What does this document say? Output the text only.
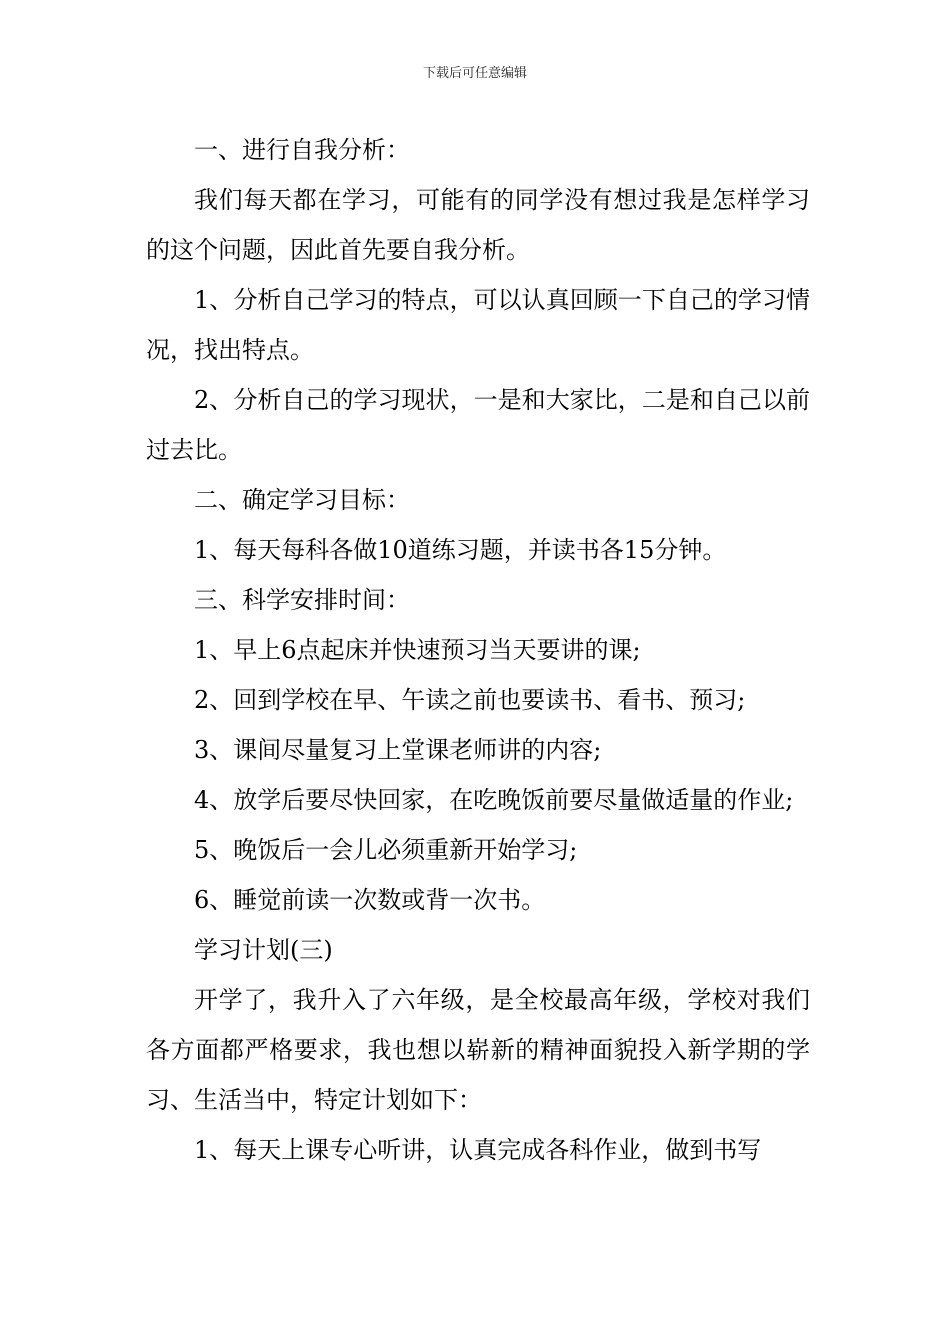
下载后可任意编辑

一、进行自我分析：

我们每天都在学习，可能有的同学没有想过我是怎样学习的这个问题，因此首先要自我分析。

1、分析自己学习的特点，可以认真回顾一下自己的学习情况，找出特点。

2、分析自己的学习现状，一是和大家比，二是和自己以前过去比。

二、确定学习目标：

1、每天每科各做10道练习题，并读书各15分钟。

三、科学安排时间：

1、早上6点起床并快速预习当天要讲的课;

2、回到学校在早、午读之前也要读书、看书、预习;

3、课间尽量复习上堂课老师讲的内容;

4、放学后要尽快回家，在吃晚饭前要尽量做适量的作业;

5、晚饭后一会儿必须重新开始学习;

6、睡觉前读一次数或背一次书。

学习计划(三)

开学了，我升入了六年级，是全校最高年级，学校对我们各方面都严格要求，我也想以崭新的精神面貌投入新学期的学习、生活当中，特定计划如下：

1、每天上课专心听讲，认真完成各科作业，做到书写
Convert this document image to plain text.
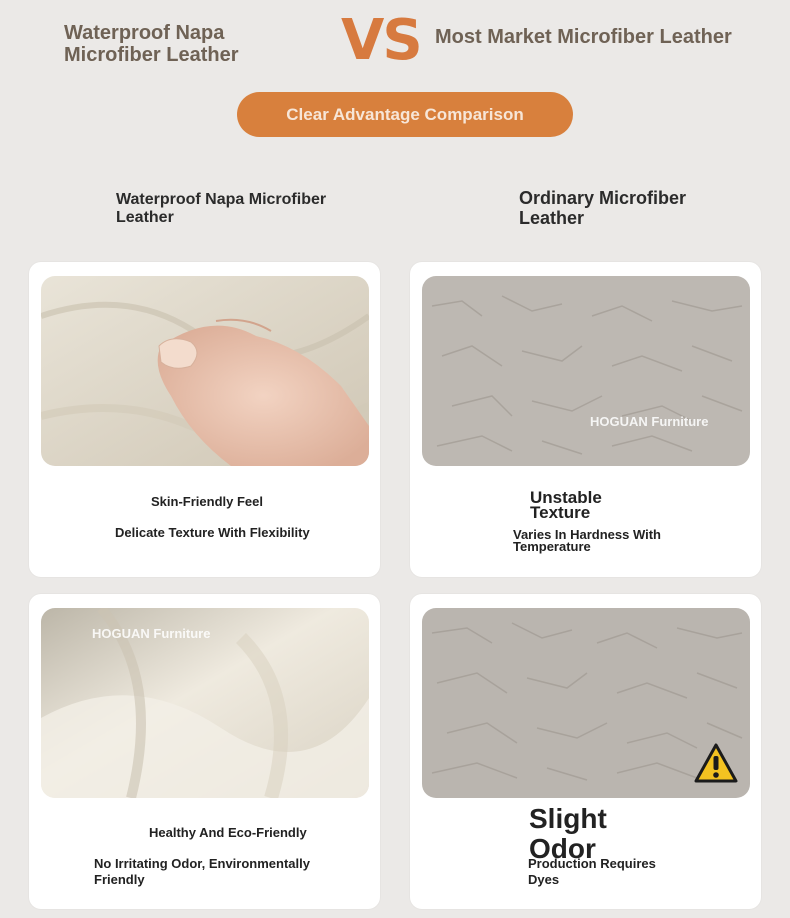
Waterproof Napa Microfiber Leather	VS Most Market Microfiber Leather
Clear Advantage Comparison
Waterproof Napa Microfiber Leather
Ordinary Microfiber Leather
Skin-Friendly Feel
Delicate Texture With Flexibility
HOGUAN Furniture
Unstable Texture
Varies In Hardness With Temperature
HOGUAN Furniture
Healthy And Eco-Friendly
No Irritating Odor, Environmentally Friendly
Slight Odor
Production Requires Dyes
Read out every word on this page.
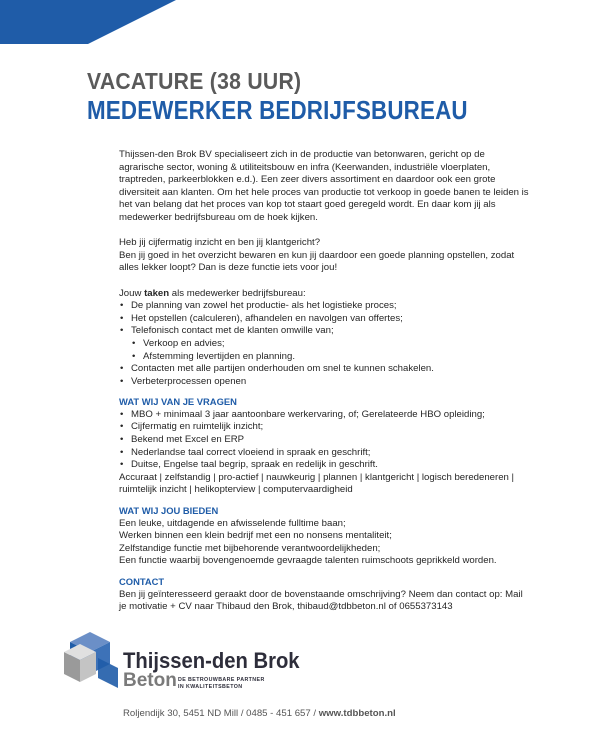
VACATURE (38 UUR)
MEDEWERKER BEDRIJFSBUREAU

Thijssen-den Brok BV specialiseert zich in de productie van betonwaren, gericht op de agrarische sector, woning & utiliteitsbouw en infra (Keerwanden, industriële vloerplaten, traptreden, parkeerblokken e.d.). Een zeer divers assortiment en daardoor ook een grote diversiteit aan klanten. Om het hele proces van productie tot verkoop in goede banen te leiden is het van belang dat het proces van kop tot staart goed geregeld wordt. En daar kom jij als medewerker bedrijfsbureau om de hoek kijken.

Heb jij cijfermatig inzicht en ben jij klantgericht?

Ben jij goed in het overzicht bewaren en kun jij daardoor een goede planning opstellen, zodat alles lekker loopt? Dan is deze functie iets voor jou!

Jouw taken als medewerker bedrijfsbureau:

• De planning van zowel het productie- als het logistieke proces;
• Het opstellen (calculeren), afhandelen en navolgen van offertes;
• Telefonisch contact met de klanten omwille van;
• Verkoop en advies;
• Afstemming levertijden en planning.
• Contacten met alle partijen onderhouden om snel te kunnen schakelen.
• Verbeterprocessen openen

WAT WIJ VAN JE VRAGEN

• MBO + minimaal 3 jaar aantoonbare werkervaring, of; Gerelateerde HBO opleiding;
• Cijfermatig en ruimtelijk inzicht;
• Bekend met Excel en ERP
• Nederlandse taal correct vloeiend in spraak en geschrift;
• Duitse, Engelse taal begrip, spraak en redelijk in geschrift.

Accuraat | zelfstandig | pro-actief | nauwkeurig | plannen | klantgericht | logisch beredeneren | ruimtelijk inzicht | helikopterview | computervaardigheid

WAT WIJ JOU BIEDEN

Een leuke, uitdagende en afwisselende fulltime baan;

Werken binnen een klein bedrijf met een no nonsens mentaliteit;

Zelfstandige functie met bijbehorende verantwoordelijkheden;

Een functie waarbij bovengenoemde gevraagde talenten ruimschoots geprikkeld worden.

CONTACT

Ben jij geïnteresseerd geraakt door de bovenstaande omschrijving? Neem dan contact op: Mail je motivatie + CV naar Thibaud den Brok, thibaud@tdbbeton.nl of 0655373143

Thijssen-den Brok
Beton DE BETROUWBARE PARTNER
IN KWALITEITSBETON
Roljendijk 30, 5451 ND Mill / 0485 - 451 657 / www.tdbbeton.nl
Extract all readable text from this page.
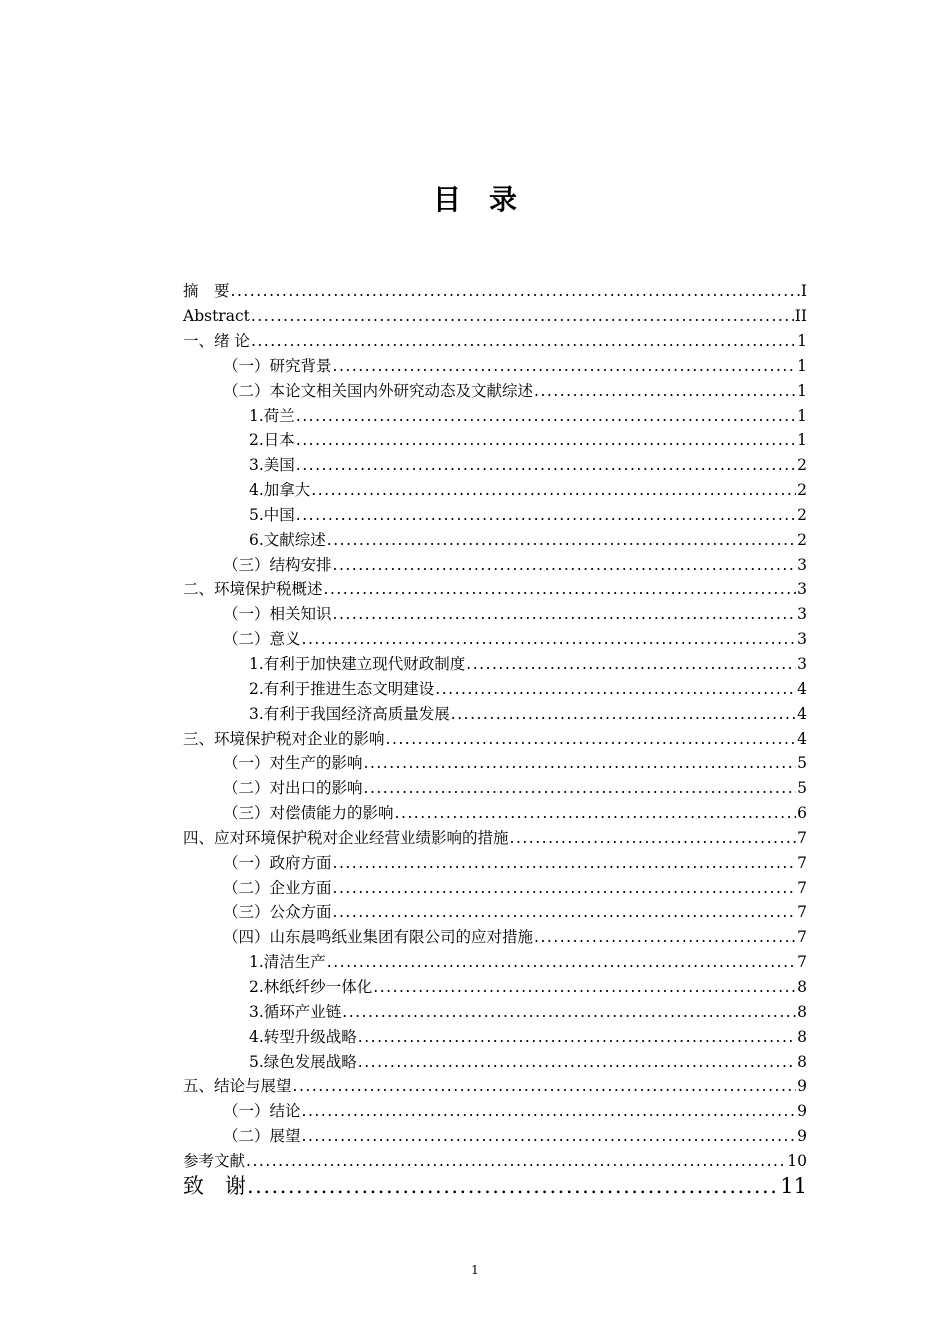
目　录
摘　要 .....	I
Abstract .....	II
一、绪 论 .....	1
（一）研究背景 .....	1
（二）本论文相关国内外研究动态及文献综述 .....	1
1.荷兰 .....	1
2.日本 .....	1
3.美国 .....	2
4.加拿大 .....	2
5.中国 .....	2
6.文献综述 .....	2
（三）结构安排 .....	3
二、环境保护税概述 .....	3
（一）相关知识 .....	3
（二）意义 .....	3
1.有利于加快建立现代财政制度 .....	3
2.有利于推进生态文明建设 .....	4
3.有利于我国经济高质量发展 .....	4
三、环境保护税对企业的影响 .....	4
（一）对生产的影响 .....	5
（二）对出口的影响 .....	5
（三）对偿债能力的影响 .....	6
四、应对环境保护税对企业经营业绩影响的措施 .....	7
（一）政府方面 .....	7
（二）企业方面 .....	7
（三）公众方面 .....	7
（四）山东晨鸣纸业集团有限公司的应对措施 .....	7
1.清洁生产 .....	7
2.林纸纤纱一体化 .....	8
3.循环产业链 .....	8
4.转型升级战略 .....	8
5.绿色发展战略 .....	8
五、结论与展望 .....	9
（一）结论 .....	9
（二）展望 .....	9
参考文献 .....	10
致　谢 .....	11
1
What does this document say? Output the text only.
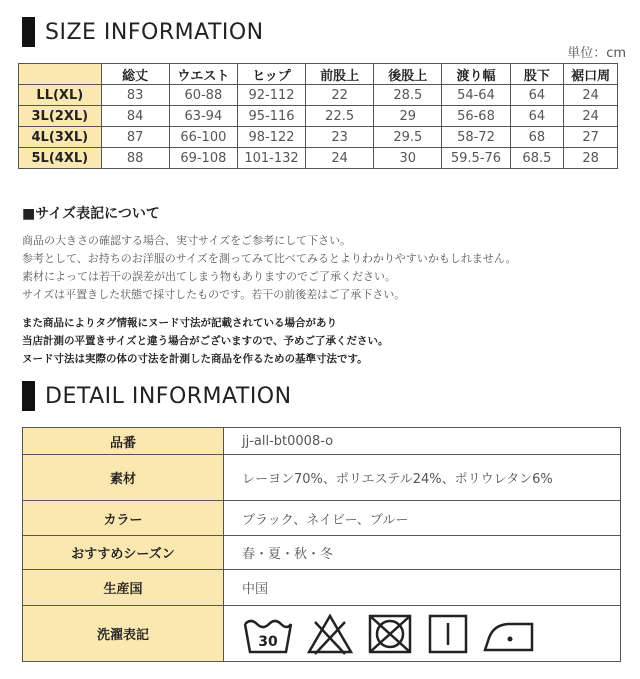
SIZE INFORMATION
単位：cm
	総丈	ウエスト	ヒップ	前股上	後股上	渡り幅	股下	裾口周
LL(XL)	83	60-88	92-112	22	28.5	54-64	64	24
3L(2XL)	84	63-94	95-116	22.5	29	56-68	64	24
4L(3XL)	87	66-100	98-122	23	29.5	58-72	68	27
5L(4XL)	88	69-108	101-132	24	30	59.5-76	68.5	28
■サイズ表記について
商品の大きさの確認する場合、実寸サイズをご参考にして下さい。
参考として、お持ちのお洋服のサイズを測ってみて比べてみるとよりわかりやすいかもしれません。
素材によっては若干の誤差が出てしまう物もありますのでご了承ください。
サイズは平置きした状態で採寸したものです。若干の前後差はご了承下さい。
また商品によりタグ情報にヌード寸法が記載されている場合があり
当店計測の平置きサイズと違う場合がございますので、予めご了承ください。
ヌード寸法は実際の体の寸法を計測した商品を作るための基準寸法です。
DETAIL INFORMATION
品番	jj-all-bt0008-o
素材	レーヨン70%、ポリエステル24%、ポリウレタン6%
カラー	ブラック、ネイビー、ブルー
おすすめシーズン	春・夏・秋・冬
生産国	中国
洗濯表記	30
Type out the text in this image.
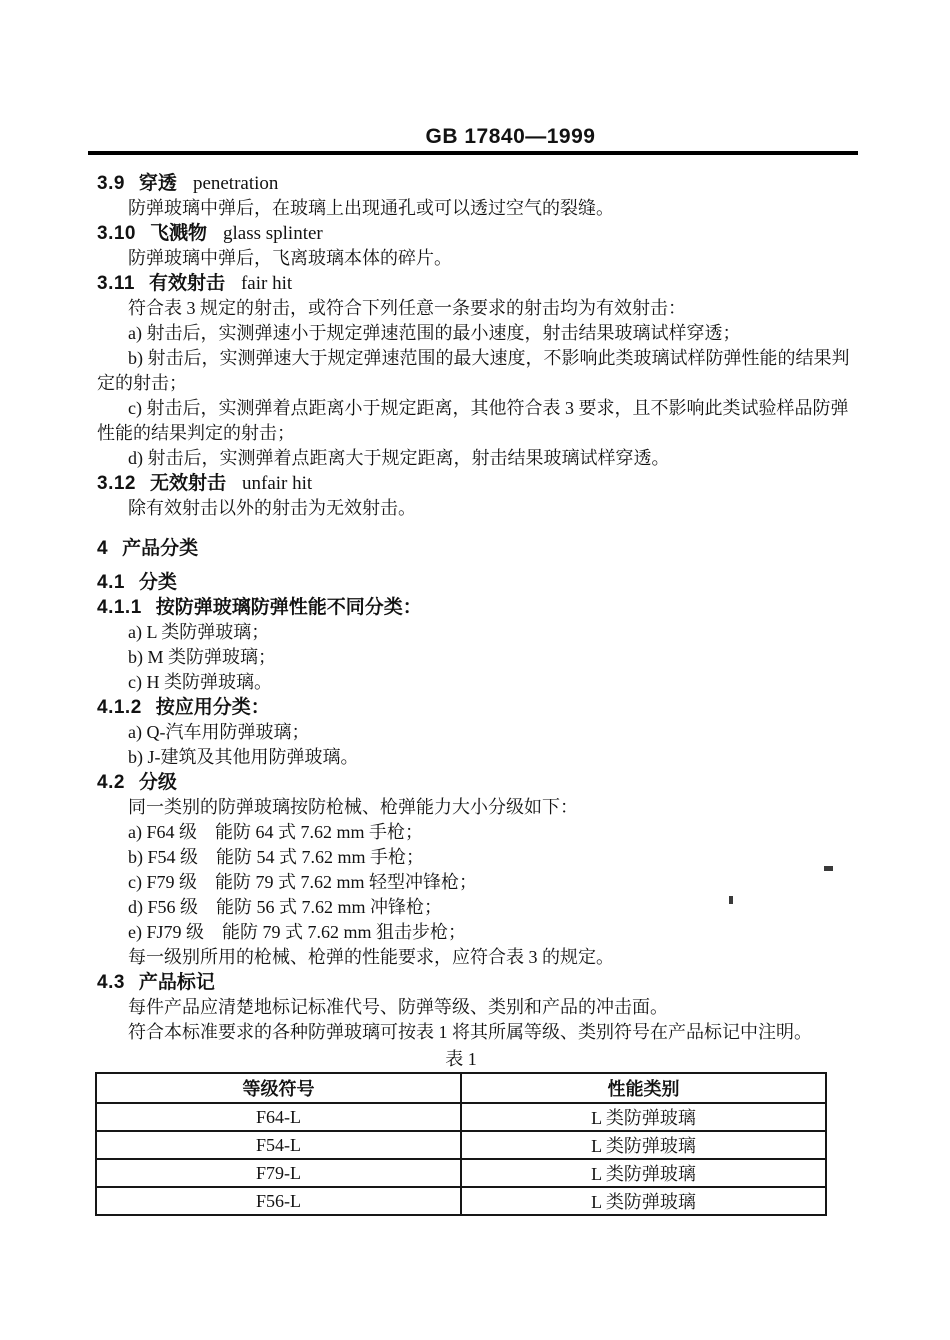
GB 17840—1999
3.9 穿透 penetration
防弹玻璃中弹后，在玻璃上出现通孔或可以透过空气的裂缝。
3.10 飞溅物 glass splinter
防弹玻璃中弹后，飞离玻璃本体的碎片。
3.11 有效射击 fair hit
符合表 3 规定的射击，或符合下列任意一条要求的射击均为有效射击：
a) 射击后，实测弹速小于规定弹速范围的最小速度，射击结果玻璃试样穿透；
b) 射击后，实测弹速大于规定弹速范围的最大速度，不影响此类玻璃试样防弹性能的结果判定的射击；
c) 射击后，实测弹着点距离小于规定距离，其他符合表 3 要求，且不影响此类试验样品防弹性能的结果判定的射击；
d) 射击后，实测弹着点距离大于规定距离，射击结果玻璃试样穿透。
3.12 无效射击 unfair hit
除有效射击以外的射击为无效射击。
4 产品分类
4.1 分类
4.1.1 按防弹玻璃防弹性能不同分类：
a) L 类防弹玻璃；
b) M 类防弹玻璃；
c) H 类防弹玻璃。
4.1.2 按应用分类：
a) Q-汽车用防弹玻璃；
b) J-建筑及其他用防弹玻璃。
4.2 分级
同一类别的防弹玻璃按防枪械、枪弹能力大小分级如下：
a) F64 级　能防 64 式 7.62 mm 手枪；
b) F54 级　能防 54 式 7.62 mm 手枪；
c) F79 级　能防 79 式 7.62 mm 轻型冲锋枪；
d) F56 级　能防 56 式 7.62 mm 冲锋枪；
e) FJ79 级　能防 79 式 7.62 mm 狙击步枪；
每一级别所用的枪械、枪弹的性能要求，应符合表 3 的规定。
4.3 产品标记
每件产品应清楚地标记标准代号、防弹等级、类别和产品的冲击面。
符合本标准要求的各种防弹玻璃可按表 1 将其所属等级、类别符号在产品标记中注明。
表 1
等级符号	性能类别
F64-L	L 类防弹玻璃
F54-L	L 类防弹玻璃
F79-L	L 类防弹玻璃
F56-L	L 类防弹玻璃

_ _ _

◆ **WORK TO DO**: Pull out each line of the entries that contains "Friendly".

◆ **ANSWER TO THIS PROBLEM**:
Skin-Friendly Feel
Healthy And Eco-Friendly
No Irritating Odor, Environmentally Friendly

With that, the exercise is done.